REQUIRED TASKS:
1 – Repeat the section of the well pump passage from "An object of" to "separation from the liquid." word for word.
2 – According to the well pump passage, what effects does pumping gas have on the pump? List each one.
3 – Go on with the well pump passage, starting after its final sentence.

DOCUMENT TEXT:
──────────

The pump can be the same for both a liquid only and for a well that includes liquid and gas. The pump is a submerged pump that is actuated by a pump rod that extends upwardly to a drive mechanism located above ground level. One type of pump is a rotary pump which operates by rotating the pump rod. A so called progressive cavity pump (sometimes called a PC pump) is an industry standard rotary pump used for dewatering oil and gas wells that produce large volumes of water.
Certain problems are encountered when the rate of "pumping down" or removing liquid from the well is not proportional with the rate at which liquid enters the well. First, if the liquid is removed too slowly, the liquid will rise above the perforations in the casing and will restrict or even stop gas removal. On the other hand, if too much liquid is removed or liquid is removed at too fast a rate, other problems can occur. Removal of liquid at too fast a rate does not give gas sufficient time to separate from the liquid. This causes the pump to pump substantial volumes of gas as well as liquid up through the tube. Pumping gas requires more pump force and reduces the efficiency of the pump, causing the pump to overheat and possibly damaging or destroying the pump. In addition, pumping gas through the tube liquid outlet is undesirable. Another problem occurs if the pump in effect pumps all of the liquid out of the outer casing, allowing the pump to run dry. This is particularly disastrous with a PC pump, which has rubber components which will burn up almost immediately if a pump is permitted to run dry. Replacement of a PC pump at a depth of 1500 feet is a very expensive proposition.
A number of devices have been used for measuring liquid depth in a well casing or controlling pump shut off after the pump runs dry. These devices, however, have had drawbacks. At the present time there is no reliable way to continuously and accurately measure and control the depth of the liquid in the outer casing while maintaining optimum pump efficiently, in order to make sure that a progressive cavity pump operates at the most efficient speed and does not run dry.
An object of the present invention is to provide an improved method and apparatus for detecting the level of liquid in a well casing and controlling both the depth of liquid in the well casing and the rate of liquid removal or pump down in the well casing in order to maximize pump efficiency and gas separation from the liquid.

──────────

DATA BLOCK:
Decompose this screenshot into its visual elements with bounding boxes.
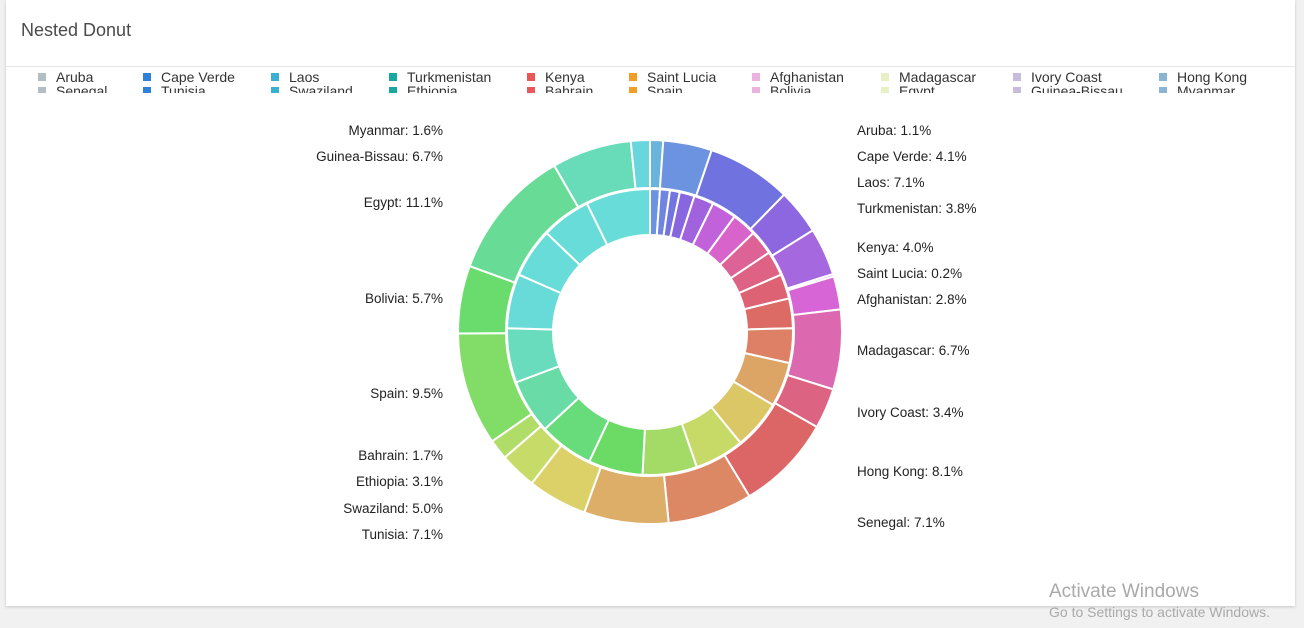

──────────

RESPONSES IN ORDER:
1 –
An object of the present invention is to provide an improved method and apparatus for detecting the level of liquid in a well casing and controlling both the depth of liquid in the well casing and the rate of liquid removal or pump down in the well casing in order to maximize pump efficiency and gas separation from the liquid.

2 –
- It requires more pump force.
- It reduces the efficiency of the pump.
- It causes the pump to overheat.
- It may damage or destroy the pump.

3 –
For purposes of this application, the liquid in the pump casing can be water or oil or a combination of both. The water can be saltwater or fresh water. The liquid can include gas or can be substantially gas-free. The liquid could include other liquids in addition to or instead of water, such as oil.
A method and apparatus for controlling the level efficiently, and rate of removal of water from an oil or gas well using a progressive cavity pump operated by a rotating drive shaft extending downwardly from ground level to the pump comprises a sensor that detects the downward force on the shaft produced by the dynamic operation of the pump; and a control mechanism responsive to the output from the sensor that correlates the downward force on the pump with liquid depth in the casing and controls pump speed in order to achieve a desired rate of liquid removal from the casing and a desired ultimate depth level of liquid in the casing above the pump.
A novel fluid pressure sensing mechanism mounted on the shaft at ground level permits the shaft to rotate while providing an accurate reading of the downward force on the shaft. Computerized controls receive the pressure signals from the sensing mechanism and control the rate of operation of the pump motor in order to achieve a desired rate of pump operation to efficiently produce a desired rate of pump down and a desired liquid depth in the casing. All of these elements can be installed and maintained above ground.
These and other features and advantages of the present invention will hereinafter appear, and, for purposes of illustration but not of limitation, a preferred embodiment of the invention is described below and shown in the appended drawings.
FIG. 1 is a pictorial view of a pump employing a control apparatus of the present invention.
FIG. 2 is a schematic view showing the operation of the pump of the present invention in removing liquid from a well.
FIG. 3 is a schematic view showing the manner in which the pump force sensor of the present invention is employed for purposes of controlling pump motor speed.
FIG. 4 is an elevational view of a well head fitted with the sensor of the present invention.
FIG. 5 is an exploded view of the pressure sensor of the present invention.
FIG. 6 is another exploded view of the pressure sensor of the present invention.
FIG. 7 is a sectional view of the assembled pressure sensor of the present invention.
FIG. 8 is a schematic side elevational view of a second embodiment of the pressure sensor of the present invention.
FIG. 9 is an exploded schematic side elevational view of the pressure sensor of FIG. 8.
FIG. 10 is a plan view of the pressure sensor of FIG. 9.
FIG. 11 is an exploded perspective view of the pressure sensor of FIG. 8.
FIG. 12 is a schematic electrical circuit diagram of the electrical circuit of the pressure sensor of FIG. 8.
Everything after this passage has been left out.